- **DIRECTIVE**
Of all the lines in the data below, how many contain "beholderen"? Report that number alone.

- **Extracted data entries**
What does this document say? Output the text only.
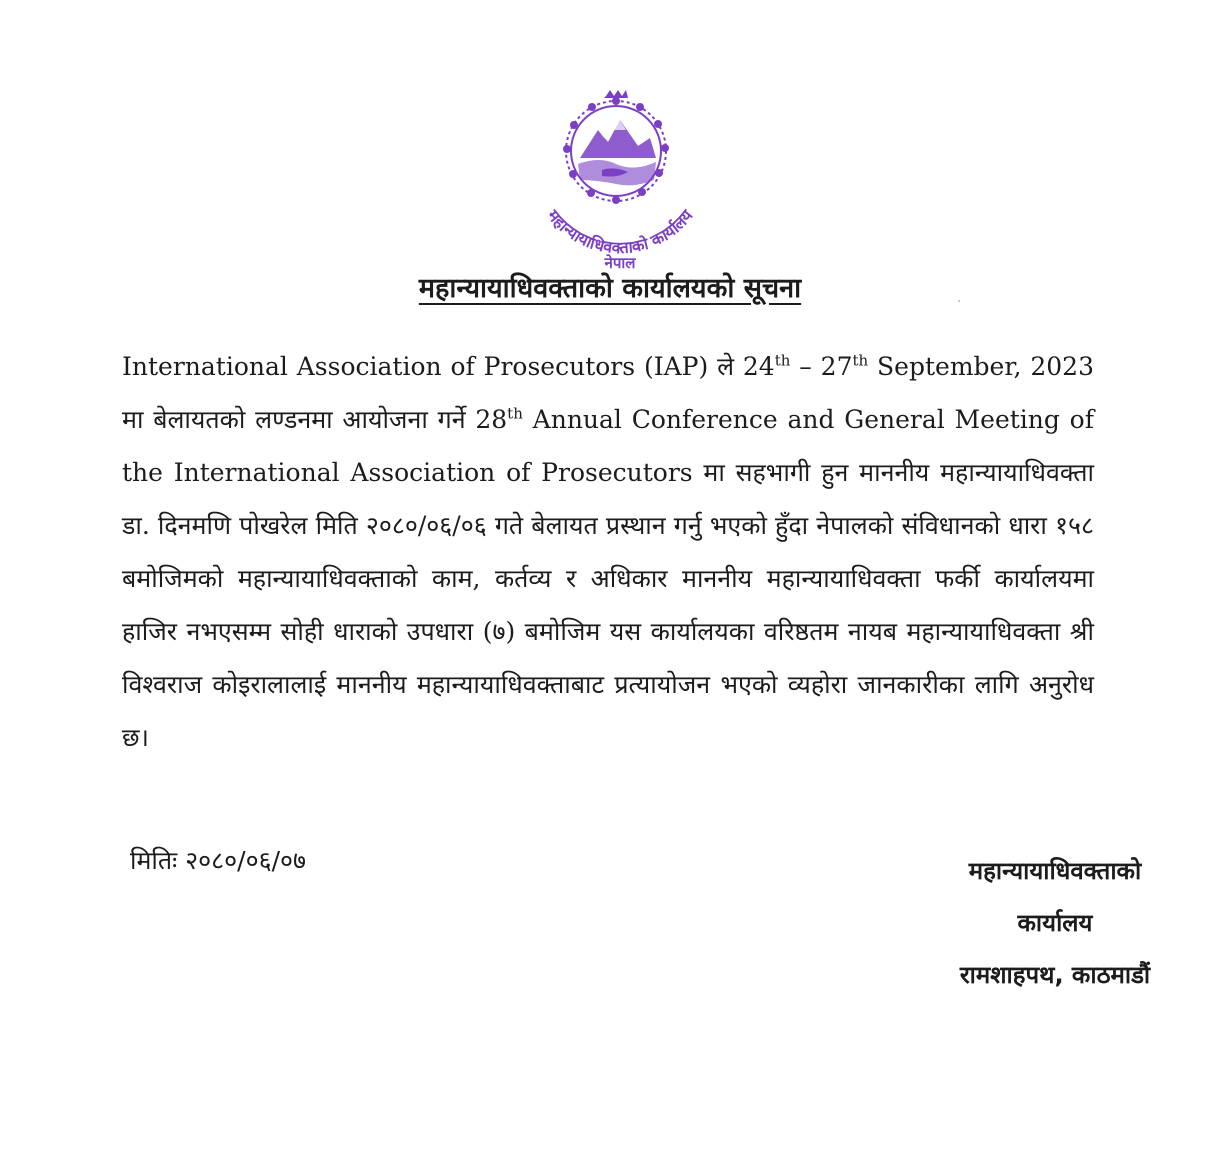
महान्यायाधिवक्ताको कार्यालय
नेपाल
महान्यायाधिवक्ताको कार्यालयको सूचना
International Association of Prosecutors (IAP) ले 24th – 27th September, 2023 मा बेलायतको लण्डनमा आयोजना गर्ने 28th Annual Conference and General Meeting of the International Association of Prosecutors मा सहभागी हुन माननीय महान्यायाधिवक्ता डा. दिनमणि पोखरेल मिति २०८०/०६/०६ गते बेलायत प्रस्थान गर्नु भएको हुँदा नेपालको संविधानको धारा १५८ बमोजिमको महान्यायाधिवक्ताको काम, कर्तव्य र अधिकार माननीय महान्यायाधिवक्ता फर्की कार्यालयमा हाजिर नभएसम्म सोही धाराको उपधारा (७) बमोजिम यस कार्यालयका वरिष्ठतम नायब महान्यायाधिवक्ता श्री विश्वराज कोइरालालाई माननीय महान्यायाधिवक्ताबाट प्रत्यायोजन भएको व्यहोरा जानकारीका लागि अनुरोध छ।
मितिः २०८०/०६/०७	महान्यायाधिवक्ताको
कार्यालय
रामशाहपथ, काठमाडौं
---
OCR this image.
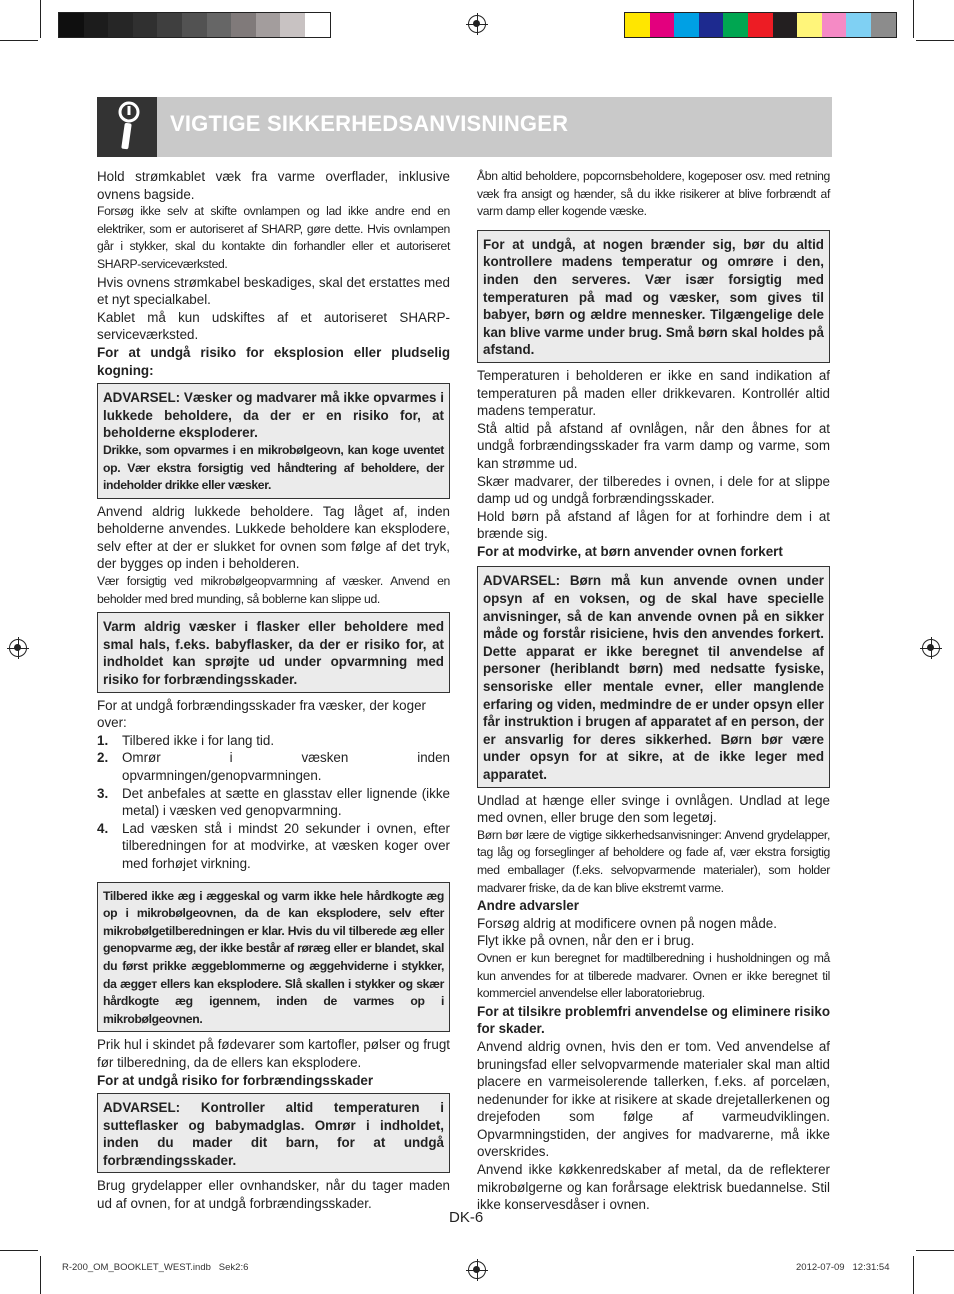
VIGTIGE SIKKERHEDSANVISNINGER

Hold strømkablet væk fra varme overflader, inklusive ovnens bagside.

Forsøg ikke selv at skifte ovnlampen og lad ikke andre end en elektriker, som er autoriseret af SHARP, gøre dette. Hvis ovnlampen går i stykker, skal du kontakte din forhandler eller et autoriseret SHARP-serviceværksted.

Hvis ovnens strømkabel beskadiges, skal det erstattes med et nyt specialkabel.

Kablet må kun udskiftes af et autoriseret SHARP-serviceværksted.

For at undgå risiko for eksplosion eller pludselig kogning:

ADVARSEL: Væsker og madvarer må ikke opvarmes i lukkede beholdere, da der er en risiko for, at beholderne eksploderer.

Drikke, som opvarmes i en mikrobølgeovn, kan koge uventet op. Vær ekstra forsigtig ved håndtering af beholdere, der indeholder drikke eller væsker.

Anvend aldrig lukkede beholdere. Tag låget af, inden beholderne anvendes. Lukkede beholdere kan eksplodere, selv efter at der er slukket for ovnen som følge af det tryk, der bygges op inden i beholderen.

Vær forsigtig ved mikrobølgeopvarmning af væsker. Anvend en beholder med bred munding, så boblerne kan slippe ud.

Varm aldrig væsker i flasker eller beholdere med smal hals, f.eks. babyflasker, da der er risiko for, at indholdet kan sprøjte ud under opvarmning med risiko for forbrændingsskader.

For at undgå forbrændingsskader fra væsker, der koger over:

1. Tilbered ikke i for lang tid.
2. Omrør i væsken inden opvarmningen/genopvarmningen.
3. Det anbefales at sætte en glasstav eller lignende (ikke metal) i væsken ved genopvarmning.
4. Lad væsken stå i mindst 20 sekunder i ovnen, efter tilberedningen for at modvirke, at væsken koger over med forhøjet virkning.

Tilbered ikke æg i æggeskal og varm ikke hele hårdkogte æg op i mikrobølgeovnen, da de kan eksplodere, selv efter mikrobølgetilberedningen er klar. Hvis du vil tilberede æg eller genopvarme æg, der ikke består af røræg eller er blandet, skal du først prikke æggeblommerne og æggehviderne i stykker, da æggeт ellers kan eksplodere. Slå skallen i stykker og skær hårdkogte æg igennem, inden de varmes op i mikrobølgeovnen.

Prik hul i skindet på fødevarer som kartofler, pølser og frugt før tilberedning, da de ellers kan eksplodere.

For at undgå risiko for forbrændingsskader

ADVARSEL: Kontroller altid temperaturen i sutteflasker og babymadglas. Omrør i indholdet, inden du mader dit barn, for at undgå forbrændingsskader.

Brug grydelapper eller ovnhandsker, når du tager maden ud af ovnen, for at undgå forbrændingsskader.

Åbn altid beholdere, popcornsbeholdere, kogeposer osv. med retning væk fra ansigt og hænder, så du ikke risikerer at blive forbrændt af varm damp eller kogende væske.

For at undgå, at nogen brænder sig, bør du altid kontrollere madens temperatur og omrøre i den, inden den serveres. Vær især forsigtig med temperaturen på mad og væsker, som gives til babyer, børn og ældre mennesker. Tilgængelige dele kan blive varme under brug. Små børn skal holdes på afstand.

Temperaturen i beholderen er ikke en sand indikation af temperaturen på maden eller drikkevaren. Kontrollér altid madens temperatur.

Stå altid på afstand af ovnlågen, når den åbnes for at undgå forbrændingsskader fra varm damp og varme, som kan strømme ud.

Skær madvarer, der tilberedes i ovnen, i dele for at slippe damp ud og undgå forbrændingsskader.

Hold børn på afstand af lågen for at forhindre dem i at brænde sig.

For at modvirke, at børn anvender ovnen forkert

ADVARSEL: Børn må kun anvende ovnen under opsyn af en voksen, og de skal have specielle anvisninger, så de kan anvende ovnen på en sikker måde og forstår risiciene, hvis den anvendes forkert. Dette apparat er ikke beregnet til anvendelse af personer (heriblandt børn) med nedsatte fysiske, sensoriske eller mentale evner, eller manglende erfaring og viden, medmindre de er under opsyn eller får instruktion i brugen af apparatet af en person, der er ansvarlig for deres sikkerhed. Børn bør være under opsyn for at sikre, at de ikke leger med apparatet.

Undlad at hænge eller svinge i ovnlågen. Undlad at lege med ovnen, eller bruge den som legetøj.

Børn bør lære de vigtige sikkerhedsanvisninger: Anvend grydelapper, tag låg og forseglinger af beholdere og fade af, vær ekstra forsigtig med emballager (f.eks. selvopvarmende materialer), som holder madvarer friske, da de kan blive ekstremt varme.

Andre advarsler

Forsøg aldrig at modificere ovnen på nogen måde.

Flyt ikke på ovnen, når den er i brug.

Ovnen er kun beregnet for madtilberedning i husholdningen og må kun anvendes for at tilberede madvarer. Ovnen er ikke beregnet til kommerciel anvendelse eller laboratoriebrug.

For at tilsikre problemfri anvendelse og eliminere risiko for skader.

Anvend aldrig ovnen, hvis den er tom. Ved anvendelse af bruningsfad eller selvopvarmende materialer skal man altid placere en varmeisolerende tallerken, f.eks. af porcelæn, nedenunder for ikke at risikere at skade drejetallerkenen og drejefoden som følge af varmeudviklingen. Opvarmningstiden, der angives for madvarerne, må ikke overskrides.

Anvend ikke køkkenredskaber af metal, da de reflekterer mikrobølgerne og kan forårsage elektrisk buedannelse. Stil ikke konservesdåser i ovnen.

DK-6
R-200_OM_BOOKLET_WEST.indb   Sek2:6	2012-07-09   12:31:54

- **SOLUTION FOR THIS TASK**
2